Exercise directions —
Filter the entries and keep only the lines where the string "комплекса" appears.

Dataset records:
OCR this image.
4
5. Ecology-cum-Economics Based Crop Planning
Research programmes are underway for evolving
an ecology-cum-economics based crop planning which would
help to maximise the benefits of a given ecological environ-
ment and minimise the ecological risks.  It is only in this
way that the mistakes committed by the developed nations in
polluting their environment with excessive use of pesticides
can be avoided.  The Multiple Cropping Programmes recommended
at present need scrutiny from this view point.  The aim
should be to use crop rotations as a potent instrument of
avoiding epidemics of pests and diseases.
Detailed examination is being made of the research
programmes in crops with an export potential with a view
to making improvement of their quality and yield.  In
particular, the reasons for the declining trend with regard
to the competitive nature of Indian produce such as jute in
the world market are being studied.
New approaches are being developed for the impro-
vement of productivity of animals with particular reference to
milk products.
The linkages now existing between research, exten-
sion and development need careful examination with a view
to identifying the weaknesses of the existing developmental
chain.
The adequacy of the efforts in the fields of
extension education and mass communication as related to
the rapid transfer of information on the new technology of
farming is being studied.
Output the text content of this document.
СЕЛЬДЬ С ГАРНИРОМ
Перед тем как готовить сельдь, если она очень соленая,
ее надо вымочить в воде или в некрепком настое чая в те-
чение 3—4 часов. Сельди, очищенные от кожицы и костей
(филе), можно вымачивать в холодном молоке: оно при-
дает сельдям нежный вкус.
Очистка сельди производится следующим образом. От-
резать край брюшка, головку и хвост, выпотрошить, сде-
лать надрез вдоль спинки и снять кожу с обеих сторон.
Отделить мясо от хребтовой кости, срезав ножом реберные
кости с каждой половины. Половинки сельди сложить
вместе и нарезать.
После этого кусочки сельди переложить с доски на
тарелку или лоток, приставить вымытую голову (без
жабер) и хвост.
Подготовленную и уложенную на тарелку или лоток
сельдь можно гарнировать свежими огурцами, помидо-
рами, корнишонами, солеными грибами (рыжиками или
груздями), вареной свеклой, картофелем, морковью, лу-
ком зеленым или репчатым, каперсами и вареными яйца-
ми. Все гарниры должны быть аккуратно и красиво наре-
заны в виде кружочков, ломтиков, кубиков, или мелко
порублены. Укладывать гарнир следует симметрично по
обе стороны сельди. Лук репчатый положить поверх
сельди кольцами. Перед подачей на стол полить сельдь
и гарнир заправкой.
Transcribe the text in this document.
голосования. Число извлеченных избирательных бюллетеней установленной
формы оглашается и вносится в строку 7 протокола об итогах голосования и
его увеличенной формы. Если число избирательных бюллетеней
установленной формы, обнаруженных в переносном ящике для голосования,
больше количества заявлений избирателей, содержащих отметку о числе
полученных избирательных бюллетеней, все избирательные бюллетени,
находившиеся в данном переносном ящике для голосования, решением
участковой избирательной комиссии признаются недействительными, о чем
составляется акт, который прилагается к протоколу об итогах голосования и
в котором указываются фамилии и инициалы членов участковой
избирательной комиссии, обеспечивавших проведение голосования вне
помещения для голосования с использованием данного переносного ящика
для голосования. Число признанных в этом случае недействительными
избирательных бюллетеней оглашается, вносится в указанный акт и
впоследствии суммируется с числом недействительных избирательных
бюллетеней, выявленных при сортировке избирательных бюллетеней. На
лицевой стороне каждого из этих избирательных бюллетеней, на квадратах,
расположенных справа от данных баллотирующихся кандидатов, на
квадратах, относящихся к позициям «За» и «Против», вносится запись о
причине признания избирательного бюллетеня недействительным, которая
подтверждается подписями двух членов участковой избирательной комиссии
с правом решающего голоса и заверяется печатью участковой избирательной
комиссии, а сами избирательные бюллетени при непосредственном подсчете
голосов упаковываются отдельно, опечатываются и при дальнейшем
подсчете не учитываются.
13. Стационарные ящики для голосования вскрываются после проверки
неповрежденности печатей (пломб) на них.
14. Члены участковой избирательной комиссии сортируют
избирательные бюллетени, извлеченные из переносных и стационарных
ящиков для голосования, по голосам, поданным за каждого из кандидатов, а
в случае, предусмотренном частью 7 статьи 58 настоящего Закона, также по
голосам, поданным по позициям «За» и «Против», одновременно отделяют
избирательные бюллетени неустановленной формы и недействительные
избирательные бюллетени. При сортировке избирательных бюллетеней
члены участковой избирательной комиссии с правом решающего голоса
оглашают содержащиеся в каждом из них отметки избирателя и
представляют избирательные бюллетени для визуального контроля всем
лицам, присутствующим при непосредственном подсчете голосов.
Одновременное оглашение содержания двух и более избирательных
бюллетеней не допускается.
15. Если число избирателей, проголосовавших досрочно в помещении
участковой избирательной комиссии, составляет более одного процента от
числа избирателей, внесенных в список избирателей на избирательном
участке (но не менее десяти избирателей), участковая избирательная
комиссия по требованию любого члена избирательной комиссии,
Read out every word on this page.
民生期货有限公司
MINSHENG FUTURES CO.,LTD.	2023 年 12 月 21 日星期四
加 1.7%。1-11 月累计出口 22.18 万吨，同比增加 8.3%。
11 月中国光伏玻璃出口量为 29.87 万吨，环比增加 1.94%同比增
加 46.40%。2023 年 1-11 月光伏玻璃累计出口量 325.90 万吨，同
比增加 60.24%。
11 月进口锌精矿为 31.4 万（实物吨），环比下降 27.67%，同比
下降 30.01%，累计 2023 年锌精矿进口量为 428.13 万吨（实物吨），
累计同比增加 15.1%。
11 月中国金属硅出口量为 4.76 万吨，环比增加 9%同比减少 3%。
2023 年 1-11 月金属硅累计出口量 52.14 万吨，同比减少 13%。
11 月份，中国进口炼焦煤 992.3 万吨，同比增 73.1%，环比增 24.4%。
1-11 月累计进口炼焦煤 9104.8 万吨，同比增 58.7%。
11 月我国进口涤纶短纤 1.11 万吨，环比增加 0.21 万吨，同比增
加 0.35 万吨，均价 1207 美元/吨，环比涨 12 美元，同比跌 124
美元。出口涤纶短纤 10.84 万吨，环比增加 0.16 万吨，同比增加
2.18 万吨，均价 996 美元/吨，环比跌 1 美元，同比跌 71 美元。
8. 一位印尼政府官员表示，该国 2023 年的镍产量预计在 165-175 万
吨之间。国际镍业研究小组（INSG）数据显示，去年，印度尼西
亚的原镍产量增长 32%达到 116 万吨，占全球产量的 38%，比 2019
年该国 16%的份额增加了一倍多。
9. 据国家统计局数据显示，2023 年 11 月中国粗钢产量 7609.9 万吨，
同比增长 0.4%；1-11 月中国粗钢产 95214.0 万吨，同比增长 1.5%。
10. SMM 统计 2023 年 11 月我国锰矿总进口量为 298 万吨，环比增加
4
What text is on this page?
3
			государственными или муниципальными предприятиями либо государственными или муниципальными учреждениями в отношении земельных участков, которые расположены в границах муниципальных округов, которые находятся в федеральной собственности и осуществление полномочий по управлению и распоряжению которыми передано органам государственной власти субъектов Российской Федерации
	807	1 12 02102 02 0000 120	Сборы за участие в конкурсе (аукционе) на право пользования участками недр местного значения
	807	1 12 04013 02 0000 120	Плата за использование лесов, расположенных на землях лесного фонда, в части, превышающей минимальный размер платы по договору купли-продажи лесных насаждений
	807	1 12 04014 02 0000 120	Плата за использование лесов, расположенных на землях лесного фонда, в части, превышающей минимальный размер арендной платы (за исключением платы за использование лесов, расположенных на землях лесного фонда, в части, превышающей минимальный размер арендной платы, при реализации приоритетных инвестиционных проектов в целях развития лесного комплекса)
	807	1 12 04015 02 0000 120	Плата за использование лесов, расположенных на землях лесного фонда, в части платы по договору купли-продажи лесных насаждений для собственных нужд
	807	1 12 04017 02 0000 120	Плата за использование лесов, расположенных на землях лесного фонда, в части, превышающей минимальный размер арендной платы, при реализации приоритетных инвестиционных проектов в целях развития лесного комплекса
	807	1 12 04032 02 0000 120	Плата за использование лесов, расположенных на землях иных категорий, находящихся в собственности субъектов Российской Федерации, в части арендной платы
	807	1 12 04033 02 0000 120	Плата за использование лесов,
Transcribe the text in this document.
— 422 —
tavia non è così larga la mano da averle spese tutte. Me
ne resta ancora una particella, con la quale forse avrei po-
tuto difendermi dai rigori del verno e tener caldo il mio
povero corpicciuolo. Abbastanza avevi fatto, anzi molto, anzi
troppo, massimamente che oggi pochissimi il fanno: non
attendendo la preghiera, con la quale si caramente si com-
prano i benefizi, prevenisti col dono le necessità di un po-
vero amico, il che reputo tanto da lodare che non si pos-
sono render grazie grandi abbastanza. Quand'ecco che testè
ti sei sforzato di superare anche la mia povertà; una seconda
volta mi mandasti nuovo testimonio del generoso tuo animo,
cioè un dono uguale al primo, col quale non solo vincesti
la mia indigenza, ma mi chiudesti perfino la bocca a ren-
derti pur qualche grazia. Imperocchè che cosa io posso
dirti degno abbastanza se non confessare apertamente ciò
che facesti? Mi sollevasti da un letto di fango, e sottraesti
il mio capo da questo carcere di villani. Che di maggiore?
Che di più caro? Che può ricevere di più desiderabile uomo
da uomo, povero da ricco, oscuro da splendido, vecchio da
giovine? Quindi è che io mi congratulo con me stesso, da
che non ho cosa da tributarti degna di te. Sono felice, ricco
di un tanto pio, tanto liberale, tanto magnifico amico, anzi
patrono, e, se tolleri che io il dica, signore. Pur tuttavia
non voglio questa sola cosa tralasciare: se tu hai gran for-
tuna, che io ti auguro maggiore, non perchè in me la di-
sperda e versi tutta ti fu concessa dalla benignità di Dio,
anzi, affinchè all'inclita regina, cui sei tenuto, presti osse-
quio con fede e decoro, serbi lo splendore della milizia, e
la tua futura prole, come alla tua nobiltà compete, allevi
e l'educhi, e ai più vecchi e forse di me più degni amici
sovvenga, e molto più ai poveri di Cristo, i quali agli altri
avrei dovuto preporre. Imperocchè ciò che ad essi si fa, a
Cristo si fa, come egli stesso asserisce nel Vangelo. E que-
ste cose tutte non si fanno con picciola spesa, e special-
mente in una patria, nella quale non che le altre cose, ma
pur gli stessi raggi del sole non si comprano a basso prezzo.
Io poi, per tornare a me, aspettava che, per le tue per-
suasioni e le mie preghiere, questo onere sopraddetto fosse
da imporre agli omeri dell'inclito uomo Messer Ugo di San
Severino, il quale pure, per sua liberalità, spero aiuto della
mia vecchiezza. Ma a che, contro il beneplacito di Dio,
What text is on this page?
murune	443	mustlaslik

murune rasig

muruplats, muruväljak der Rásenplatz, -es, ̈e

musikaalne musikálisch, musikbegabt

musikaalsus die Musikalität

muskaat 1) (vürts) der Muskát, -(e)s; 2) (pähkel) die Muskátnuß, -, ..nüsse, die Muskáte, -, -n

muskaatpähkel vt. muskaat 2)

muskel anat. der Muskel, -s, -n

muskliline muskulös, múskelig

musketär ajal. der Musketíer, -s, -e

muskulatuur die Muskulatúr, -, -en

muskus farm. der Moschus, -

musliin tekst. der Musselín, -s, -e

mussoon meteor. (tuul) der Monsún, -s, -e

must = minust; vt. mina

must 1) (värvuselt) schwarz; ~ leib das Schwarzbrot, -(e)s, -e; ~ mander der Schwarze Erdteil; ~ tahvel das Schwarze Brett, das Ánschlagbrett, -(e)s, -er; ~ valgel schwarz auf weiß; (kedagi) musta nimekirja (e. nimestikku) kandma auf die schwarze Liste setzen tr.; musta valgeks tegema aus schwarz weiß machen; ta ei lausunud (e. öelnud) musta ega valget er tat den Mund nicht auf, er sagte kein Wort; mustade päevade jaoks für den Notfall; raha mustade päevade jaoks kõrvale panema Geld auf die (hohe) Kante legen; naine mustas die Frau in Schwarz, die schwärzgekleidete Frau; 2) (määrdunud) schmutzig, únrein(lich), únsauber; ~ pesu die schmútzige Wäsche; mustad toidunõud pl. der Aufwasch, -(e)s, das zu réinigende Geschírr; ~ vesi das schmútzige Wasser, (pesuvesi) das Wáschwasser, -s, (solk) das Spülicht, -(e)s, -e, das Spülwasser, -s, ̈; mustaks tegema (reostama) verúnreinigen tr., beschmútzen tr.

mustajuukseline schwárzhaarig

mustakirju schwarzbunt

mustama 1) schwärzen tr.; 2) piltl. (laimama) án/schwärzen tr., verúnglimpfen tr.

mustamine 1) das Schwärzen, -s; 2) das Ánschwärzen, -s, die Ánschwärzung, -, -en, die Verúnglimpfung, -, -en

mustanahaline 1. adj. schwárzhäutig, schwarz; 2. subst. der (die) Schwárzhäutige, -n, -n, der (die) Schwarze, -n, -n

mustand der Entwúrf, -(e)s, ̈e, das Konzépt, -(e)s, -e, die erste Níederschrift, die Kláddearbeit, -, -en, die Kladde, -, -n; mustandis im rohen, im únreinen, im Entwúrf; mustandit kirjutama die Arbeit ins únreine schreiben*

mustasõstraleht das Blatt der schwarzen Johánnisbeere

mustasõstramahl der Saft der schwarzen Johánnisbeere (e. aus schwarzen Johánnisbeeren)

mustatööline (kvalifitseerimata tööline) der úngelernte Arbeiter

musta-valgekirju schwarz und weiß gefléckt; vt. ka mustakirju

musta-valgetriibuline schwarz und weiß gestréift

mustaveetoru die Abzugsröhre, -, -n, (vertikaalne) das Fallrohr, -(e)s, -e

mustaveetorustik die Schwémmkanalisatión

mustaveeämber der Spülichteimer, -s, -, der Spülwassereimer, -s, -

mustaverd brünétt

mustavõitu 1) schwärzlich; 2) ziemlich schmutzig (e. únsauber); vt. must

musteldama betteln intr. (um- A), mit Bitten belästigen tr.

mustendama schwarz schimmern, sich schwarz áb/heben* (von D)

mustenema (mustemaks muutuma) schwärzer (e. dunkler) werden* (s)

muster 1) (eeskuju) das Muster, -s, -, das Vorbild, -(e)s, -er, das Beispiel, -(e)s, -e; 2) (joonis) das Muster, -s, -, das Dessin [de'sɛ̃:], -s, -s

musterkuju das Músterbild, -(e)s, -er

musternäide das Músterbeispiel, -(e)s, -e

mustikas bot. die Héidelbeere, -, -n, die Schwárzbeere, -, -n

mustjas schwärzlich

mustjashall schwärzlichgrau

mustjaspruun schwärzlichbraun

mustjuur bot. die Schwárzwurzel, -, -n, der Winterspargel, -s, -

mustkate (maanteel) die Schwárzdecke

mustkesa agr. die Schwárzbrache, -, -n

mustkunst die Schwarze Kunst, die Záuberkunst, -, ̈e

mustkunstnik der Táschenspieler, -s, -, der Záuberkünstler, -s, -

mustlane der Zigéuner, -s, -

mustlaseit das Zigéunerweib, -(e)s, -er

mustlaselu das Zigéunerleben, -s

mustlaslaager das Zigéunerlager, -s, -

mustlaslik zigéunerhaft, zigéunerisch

Solution for this task —
	807	1 12 04014 02 0000 120	Плата за использование лесов, расположенных на землях лесного фонда, в части, превышающей минимальный размер арендной платы (за исключением платы за использование лесов, расположенных на землях лесного фонда, в части, превышающей минимальный размер арендной платы, при реализации приоритетных инвестиционных проектов в целях развития лесного комплекса)
	807	1 12 04017 02 0000 120	Плата за использование лесов, расположенных на землях лесного фонда, в части, превышающей минимальный размер арендной платы, при реализации приоритетных инвестиционных проектов в целях развития лесного комплекса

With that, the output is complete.